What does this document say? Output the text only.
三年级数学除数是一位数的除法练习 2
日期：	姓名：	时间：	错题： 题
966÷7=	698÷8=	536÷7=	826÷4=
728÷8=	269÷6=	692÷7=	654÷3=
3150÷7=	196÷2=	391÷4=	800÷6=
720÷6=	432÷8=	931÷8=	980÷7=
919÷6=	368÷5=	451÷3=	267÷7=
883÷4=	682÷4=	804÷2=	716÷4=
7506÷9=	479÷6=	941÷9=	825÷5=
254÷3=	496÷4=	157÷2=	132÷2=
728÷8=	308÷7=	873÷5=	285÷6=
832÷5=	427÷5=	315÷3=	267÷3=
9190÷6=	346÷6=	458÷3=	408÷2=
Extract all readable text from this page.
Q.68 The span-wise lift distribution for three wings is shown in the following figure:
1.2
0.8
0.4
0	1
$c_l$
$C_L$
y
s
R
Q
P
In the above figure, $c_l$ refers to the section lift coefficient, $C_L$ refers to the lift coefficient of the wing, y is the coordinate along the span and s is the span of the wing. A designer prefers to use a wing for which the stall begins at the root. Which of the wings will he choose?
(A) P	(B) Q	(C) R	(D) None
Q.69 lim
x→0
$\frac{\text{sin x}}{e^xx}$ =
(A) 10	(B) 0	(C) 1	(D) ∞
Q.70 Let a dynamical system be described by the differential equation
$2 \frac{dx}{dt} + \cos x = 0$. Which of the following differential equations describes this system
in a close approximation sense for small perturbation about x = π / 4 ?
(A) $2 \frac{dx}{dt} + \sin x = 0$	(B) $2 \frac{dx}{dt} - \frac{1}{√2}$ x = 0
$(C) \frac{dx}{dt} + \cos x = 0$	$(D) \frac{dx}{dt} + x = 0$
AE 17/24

(AIM OF THE EXERCISE) Write out the entries above word for word.

(SOLUTION TO THIS PROBLEM)
What does this document say? Output the text only.
三年级数学除数是一位数的除法练习 2
日期：	姓名：	时间：	错题： 题
966÷7=	698÷8=	536÷7=	826÷4=
728÷8=	269÷6=	692÷7=	654÷3=
3150÷7=	196÷2=	391÷4=	800÷6=
720÷6=	432÷8=	931÷8=	980÷7=
919÷6=	368÷5=	451÷3=	267÷7=
883÷4=	682÷4=	804÷2=	716÷4=
7506÷9=	479÷6=	941÷9=	825÷5=
254÷3=	496÷4=	157÷2=	132÷2=
728÷8=	308÷7=	873÷5=	285÷6=
832÷5=	427÷5=	315÷3=	267÷3=
9190÷6=	346÷6=	458÷3=	408÷2=
Extract all readable text from this page.
Q.68 The span-wise lift distribution for three wings is shown in the following figure:
1.2
0.8
0.4
0	1
$c_l$
$C_L$
y
s
R
Q
P
In the above figure, $c_l$ refers to the section lift coefficient, $C_L$ refers to the lift coefficient of the wing, y is the coordinate along the span and s is the span of the wing. A designer prefers to use a wing for which the stall begins at the root. Which of the wings will he choose?
(A) P	(B) Q	(C) R	(D) None
Q.69 lim
x→0
$\frac{\text{sin x}}{e^xx}$ =
(A) 10	(B) 0	(C) 1	(D) ∞
Q.70 Let a dynamical system be described by the differential equation
$2 \frac{dx}{dt} + \cos x = 0$. Which of the following differential equations describes this system
in a close approximation sense for small perturbation about x = π / 4 ?
(A) $2 \frac{dx}{dt} + \sin x = 0$	(B) $2 \frac{dx}{dt} - \frac{1}{√2}$ x = 0
$(C) \frac{dx}{dt} + \cos x = 0$	$(D) \frac{dx}{dt} + x = 0$
AE 17/24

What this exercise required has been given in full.